== WHAT THIS TASK INVOLVES ==
Omit every picture and write out the rest of the records exactly.

== STORED RECORDS ==
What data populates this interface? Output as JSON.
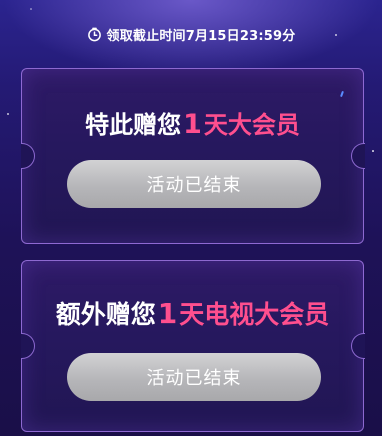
{
  "deadline": {
    "icon": "clock-icon",
    "text": "领取截止时间7月15日23:59分"
  },
  "offers": [
    {
      "title_prefix": "特此赠您",
      "title_number": "1",
      "title_suffix": "天大会员",
      "button_label": "活动已结束"
    },
    {
      "title_prefix": "额外赠您",
      "title_number": "1",
      "title_suffix": "天电视大会员",
      "button_label": "活动已结束"
    }
  ],
  "colors": {
    "highlight": "#ff4f8e",
    "button": "#b8b8bb",
    "card_border": "#a078e6",
    "background": "#1e1258"
  }
}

== SOLUTION ==
What data populates this interface? Output as JSON.
{
  "deadline": {
    "icon": "clock-icon",
    "text": "领取截止时间7月15日23:59分"
  },
  "offers": [
    {
      "title_prefix": "特此赠您",
      "title_number": "1",
      "title_suffix": "天大会员",
      "button_label": "活动已结束"
    },
    {
      "title_prefix": "额外赠您",
      "title_number": "1",
      "title_suffix": "天电视大会员",
      "button_label": "活动已结束"
    }
  ],
  "colors": {
    "highlight": "#ff4f8e",
    "button": "#b8b8bb",
    "card_border": "#a078e6",
    "background": "#1e1258"
  }
}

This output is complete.